-- Record excerpts start --
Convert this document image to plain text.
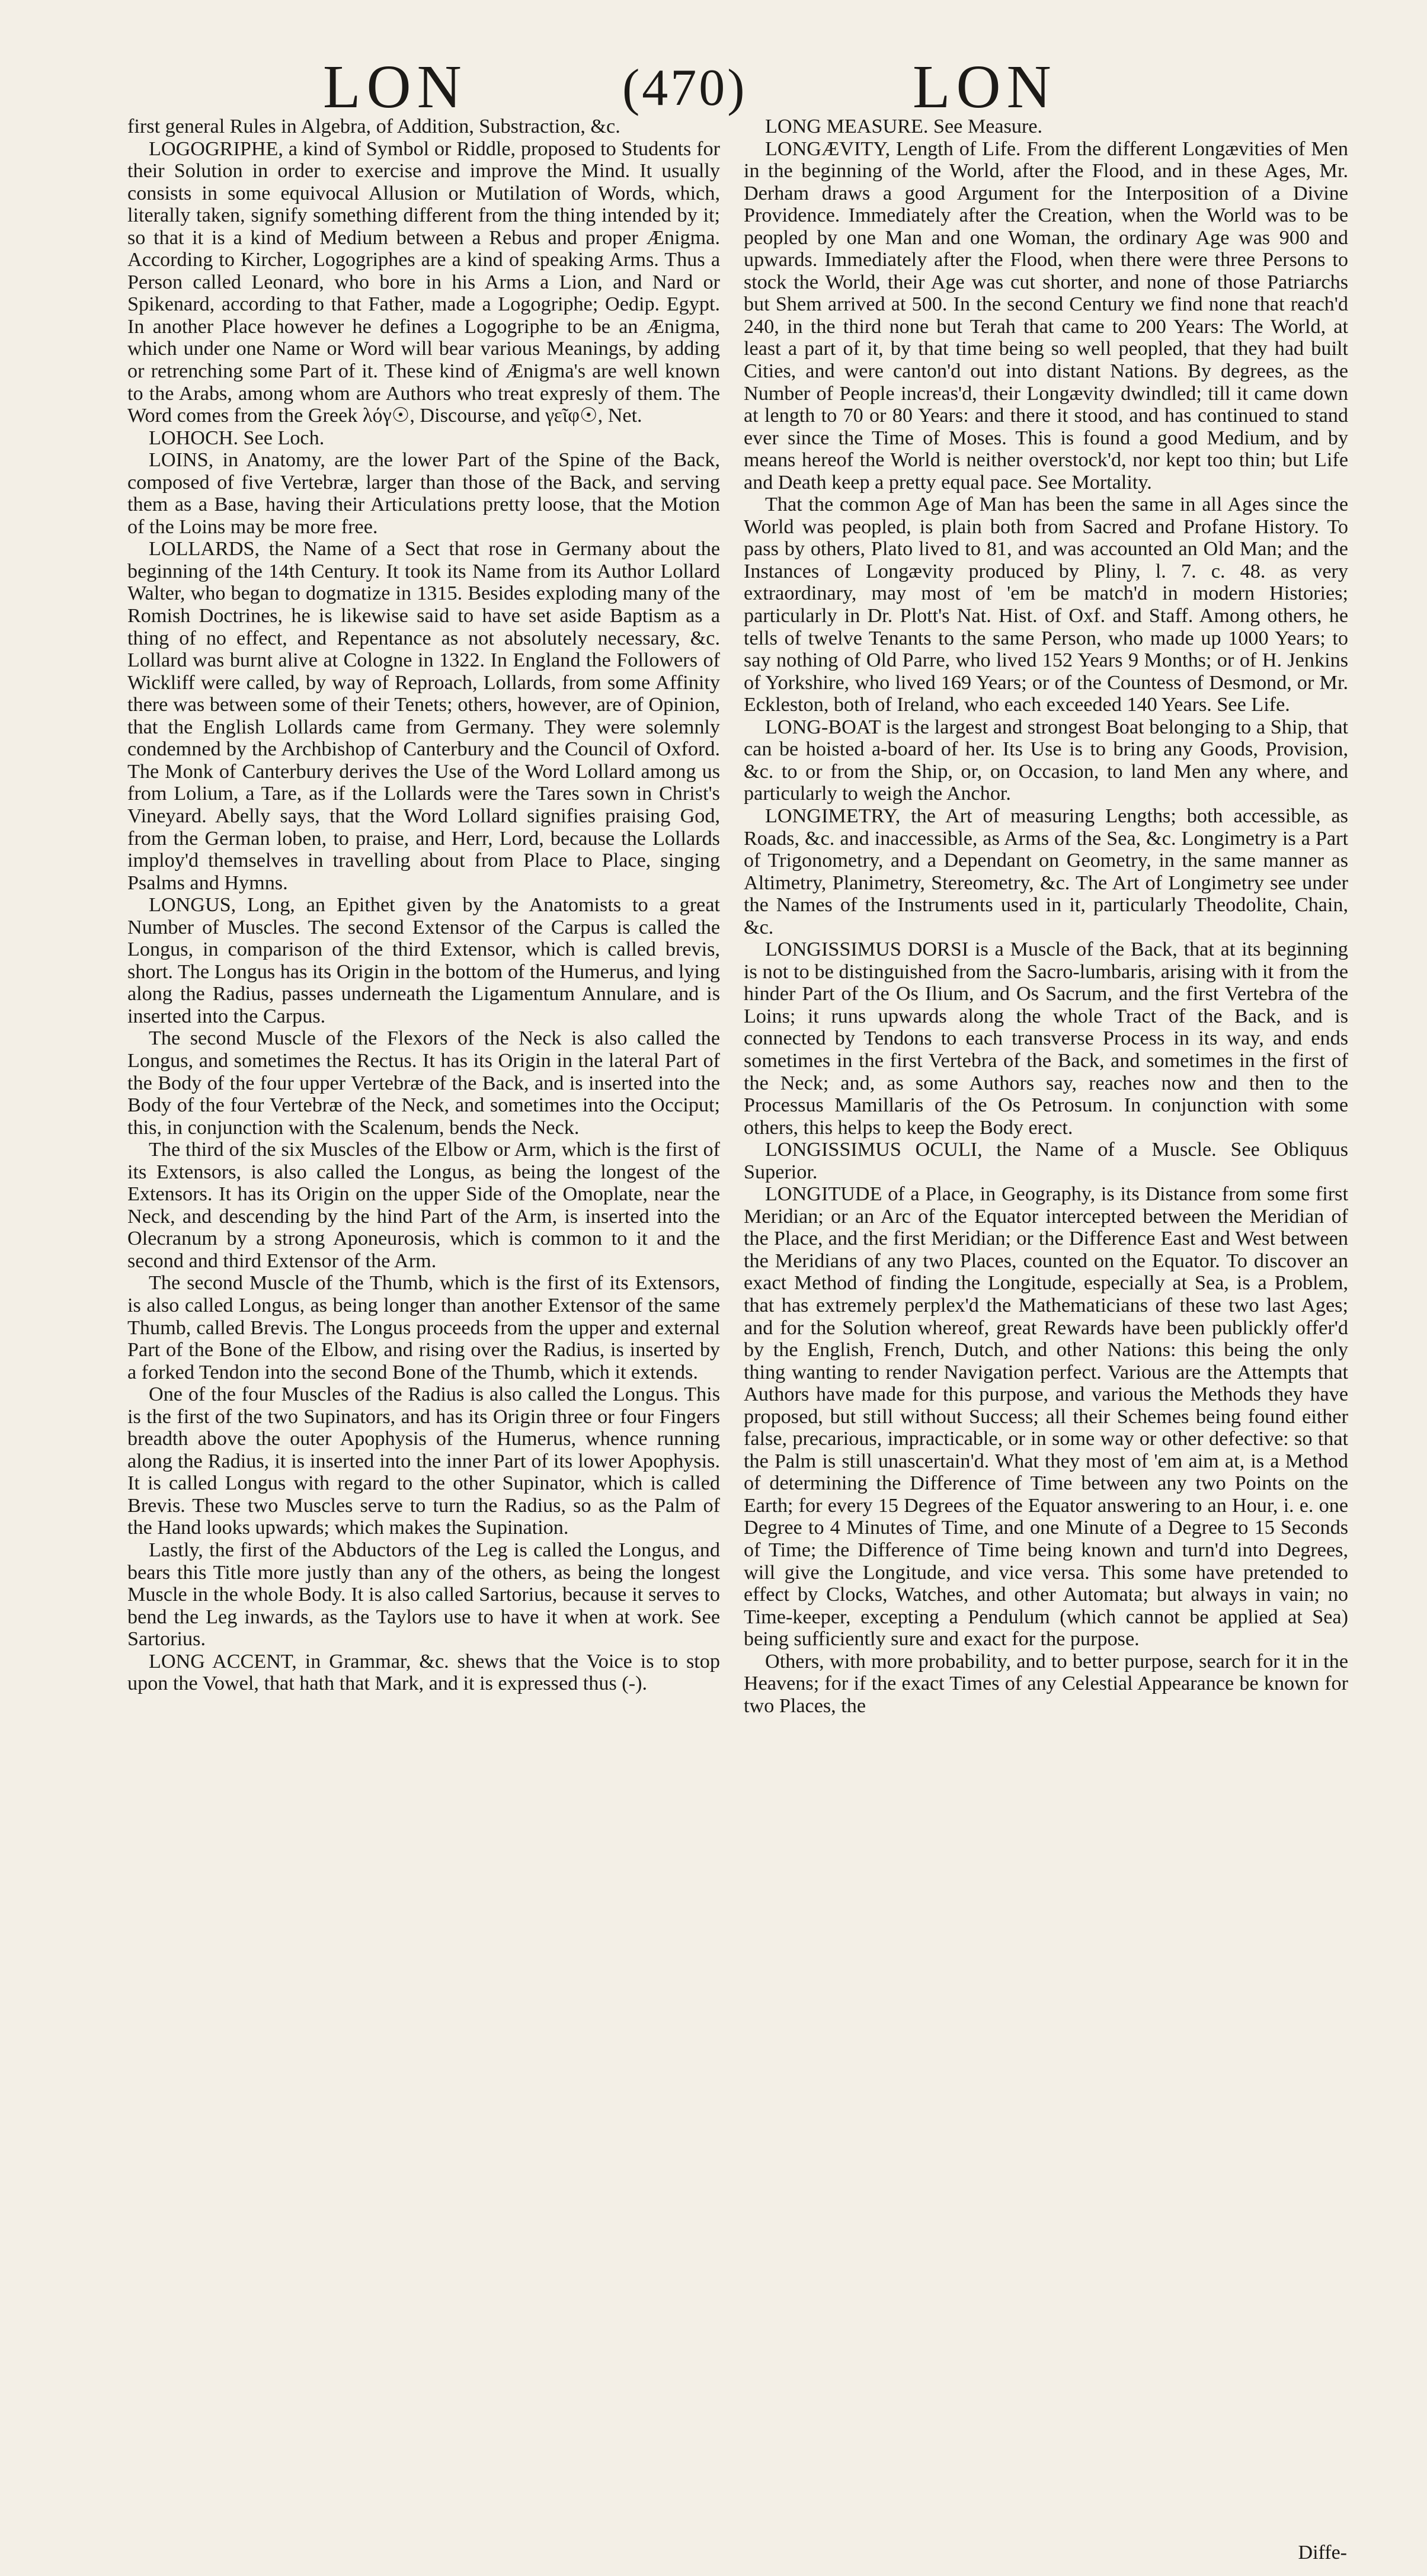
LON	(470)	LON

first general Rules in Algebra, of Addition, Substraction, &c.

LOGOGRIPHE, a kind of Symbol or Riddle, proposed to Students for their Solution in order to exercise and improve the Mind. It usually consists in some equivocal Allusion or Mutilation of Words, which, literally taken, signify something different from the thing intended by it; so that it is a kind of Medium between a Rebus and proper Ænigma. According to Kircher, Logogriphes are a kind of speaking Arms. Thus a Person called Leonard, who bore in his Arms a Lion, and Nard or Spikenard, according to that Father, made a Logogriphe; Oedip. Egypt. In another Place however he defines a Logogriphe to be an Ænigma, which under one Name or Word will bear various Meanings, by adding or retrenching some Part of it. These kind of Ænigma's are well known to the Arabs, among whom are Authors who treat expresly of them. The Word comes from the Greek λόγ☉, Discourse, and γεῖφ☉, Net.

LOHOCH. See Loch.

LOINS, in Anatomy, are the lower Part of the Spine of the Back, composed of five Vertebræ, larger than those of the Back, and serving them as a Base, having their Articulations pretty loose, that the Motion of the Loins may be more free.

LOLLARDS, the Name of a Sect that rose in Germany about the beginning of the 14th Century. It took its Name from its Author Lollard Walter, who began to dogmatize in 1315. Besides exploding many of the Romish Doctrines, he is likewise said to have set aside Baptism as a thing of no effect, and Repentance as not absolutely necessary, &c. Lollard was burnt alive at Cologne in 1322. In England the Followers of Wickliff were called, by way of Reproach, Lollards, from some Affinity there was between some of their Tenets; others, however, are of Opinion, that the English Lollards came from Germany. They were solemnly condemned by the Archbishop of Canterbury and the Council of Oxford. The Monk of Canterbury derives the Use of the Word Lollard among us from Lolium, a Tare, as if the Lollards were the Tares sown in Christ's Vineyard. Abelly says, that the Word Lollard signifies praising God, from the German loben, to praise, and Herr, Lord, because the Lollards imploy'd themselves in travelling about from Place to Place, singing Psalms and Hymns.

LONGUS, Long, an Epithet given by the Anatomists to a great Number of Muscles. The second Extensor of the Carpus is called the Longus, in comparison of the third Extensor, which is called brevis, short. The Longus has its Origin in the bottom of the Humerus, and lying along the Radius, passes underneath the Ligamentum Annulare, and is inserted into the Carpus.

The second Muscle of the Flexors of the Neck is also called the Longus, and sometimes the Rectus. It has its Origin in the lateral Part of the Body of the four upper Vertebræ of the Back, and is inserted into the Body of the four Vertebræ of the Neck, and sometimes into the Occiput; this, in conjunction with the Scalenum, bends the Neck.

The third of the six Muscles of the Elbow or Arm, which is the first of its Extensors, is also called the Longus, as being the longest of the Extensors. It has its Origin on the upper Side of the Omoplate, near the Neck, and descending by the hind Part of the Arm, is inserted into the Olecranum by a strong Aponeurosis, which is common to it and the second and third Extensor of the Arm.

The second Muscle of the Thumb, which is the first of its Extensors, is also called Longus, as being longer than another Extensor of the same Thumb, called Brevis. The Longus proceeds from the upper and external Part of the Bone of the Elbow, and rising over the Radius, is inserted by a forked Tendon into the second Bone of the Thumb, which it extends.

One of the four Muscles of the Radius is also called the Longus. This is the first of the two Supinators, and has its Origin three or four Fingers breadth above the outer Apophysis of the Humerus, whence running along the Radius, it is inserted into the inner Part of its lower Apophysis. It is called Longus with regard to the other Supinator, which is called Brevis. These two Muscles serve to turn the Radius, so as the Palm of the Hand looks upwards; which makes the Supination.

Lastly, the first of the Abductors of the Leg is called the Longus, and bears this Title more justly than any of the others, as being the longest Muscle in the whole Body. It is also called Sartorius, because it serves to bend the Leg inwards, as the Taylors use to have it when at work. See Sartorius.

LONG ACCENT, in Grammar, &c. shews that the Voice is to stop upon the Vowel, that hath that Mark, and it is expressed thus (-).

LONG MEASURE. See Measure.

LONGÆVITY, Length of Life. From the different Longævities of Men in the beginning of the World, after the Flood, and in these Ages, Mr. Derham draws a good Argument for the Interposition of a Divine Providence. Immediately after the Creation, when the World was to be peopled by one Man and one Woman, the ordinary Age was 900 and upwards. Immediately after the Flood, when there were three Persons to stock the World, their Age was cut shorter, and none of those Patriarchs but Shem arrived at 500. In the second Century we find none that reach'd 240, in the third none but Terah that came to 200 Years: The World, at least a part of it, by that time being so well peopled, that they had built Cities, and were canton'd out into distant Nations. By degrees, as the Number of People increas'd, their Longævity dwindled; till it came down at length to 70 or 80 Years: and there it stood, and has continued to stand ever since the Time of Moses. This is found a good Medium, and by means hereof the World is neither overstock'd, nor kept too thin; but Life and Death keep a pretty equal pace. See Mortality.

That the common Age of Man has been the same in all Ages since the World was peopled, is plain both from Sacred and Profane History. To pass by others, Plato lived to 81, and was accounted an Old Man; and the Instances of Longævity produced by Pliny, l. 7. c. 48. as very extraordinary, may most of 'em be match'd in modern Histories; particularly in Dr. Plott's Nat. Hist. of Oxf. and Staff. Among others, he tells of twelve Tenants to the same Person, who made up 1000 Years; to say nothing of Old Parre, who lived 152 Years 9 Months; or of H. Jenkins of Yorkshire, who lived 169 Years; or of the Countess of Desmond, or Mr. Eckleston, both of Ireland, who each exceeded 140 Years. See Life.

LONG-BOAT is the largest and strongest Boat belonging to a Ship, that can be hoisted a-board of her. Its Use is to bring any Goods, Provision, &c. to or from the Ship, or, on Occasion, to land Men any where, and particularly to weigh the Anchor.

LONGIMETRY, the Art of measuring Lengths; both accessible, as Roads, &c. and inaccessible, as Arms of the Sea, &c. Longimetry is a Part of Trigonometry, and a Dependant on Geometry, in the same manner as Altimetry, Planimetry, Stereometry, &c. The Art of Longimetry see under the Names of the Instruments used in it, particularly Theodolite, Chain, &c.

LONGISSIMUS DORSI is a Muscle of the Back, that at its beginning is not to be distinguished from the Sacro-lumbaris, arising with it from the hinder Part of the Os Ilium, and Os Sacrum, and the first Vertebra of the Loins; it runs upwards along the whole Tract of the Back, and is connected by Tendons to each transverse Process in its way, and ends sometimes in the first Vertebra of the Back, and sometimes in the first of the Neck; and, as some Authors say, reaches now and then to the Processus Mamillaris of the Os Petrosum. In conjunction with some others, this helps to keep the Body erect.

LONGISSIMUS OCULI, the Name of a Muscle. See Obliquus Superior.

LONGITUDE of a Place, in Geography, is its Distance from some first Meridian; or an Arc of the Equator intercepted between the Meridian of the Place, and the first Meridian; or the Difference East and West between the Meridians of any two Places, counted on the Equator. To discover an exact Method of finding the Longitude, especially at Sea, is a Problem, that has extremely perplex'd the Mathematicians of these two last Ages; and for the Solution whereof, great Rewards have been publickly offer'd by the English, French, Dutch, and other Nations: this being the only thing wanting to render Navigation perfect. Various are the Attempts that Authors have made for this purpose, and various the Methods they have proposed, but still without Success; all their Schemes being found either false, precarious, impracticable, or in some way or other defective: so that the Palm is still unascertain'd. What they most of 'em aim at, is a Method of determining the Difference of Time between any two Points on the Earth; for every 15 Degrees of the Equator answering to an Hour, i. e. one Degree to 4 Minutes of Time, and one Minute of a Degree to 15 Seconds of Time; the Difference of Time being known and turn'd into Degrees, will give the Longitude, and vice versa. This some have pretended to effect by Clocks, Watches, and other Automata; but always in vain; no Time-keeper, excepting a Pendulum (which cannot be applied at Sea) being sufficiently sure and exact for the purpose.

Others, with more probability, and to better purpose, search for it in the Heavens; for if the exact Times of any Celestial Appearance be known for two Places, the

Diffe-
-- Record excerpts end --
> [Set problem]:
Return each line with "Places".

> [Answer to the task]:
LONGITUDE of a Place, in Geography, is its Distance from some first Meridian; or an Arc of the Equator intercepted between the Meridian of the Place, and the first Meridian; or the Difference East and West between the Meridians of any two Places, counted on the Equator. To discover an exact Method of finding the Longitude, especially at Sea, is a Problem, that has extremely perplex'd the Mathematicians of these two last Ages; and for the Solution whereof, great Rewards have been publickly offer'd by the English, French, Dutch, and other Nations: this being the only thing wanting to render Navigation perfect. Various are the Attempts that Authors have made for this purpose, and various the Methods they have proposed, but still without Success; all their Schemes being found either false, precarious, impracticable, or in some way or other defective: so that the Palm is still unascertain'd. What they most of 'em aim at, is a Method of determining the Difference of Time between any two Points on the Earth; for every 15 Degrees of the Equator answering to an Hour, i. e. one Degree to 4 Minutes of Time, and one Minute of a Degree to 15 Seconds of Time; the Difference of Time being known and turn'd into Degrees, will give the Longitude, and vice versa. This some have pretended to effect by Clocks, Watches, and other Automata; but always in vain; no Time-keeper, excepting a Pendulum (which cannot be applied at Sea) being sufficiently sure and exact for the purpose.
Others, with more probability, and to better purpose, search for it in the Heavens; for if the exact Times of any Celestial Appearance be known for two Places, the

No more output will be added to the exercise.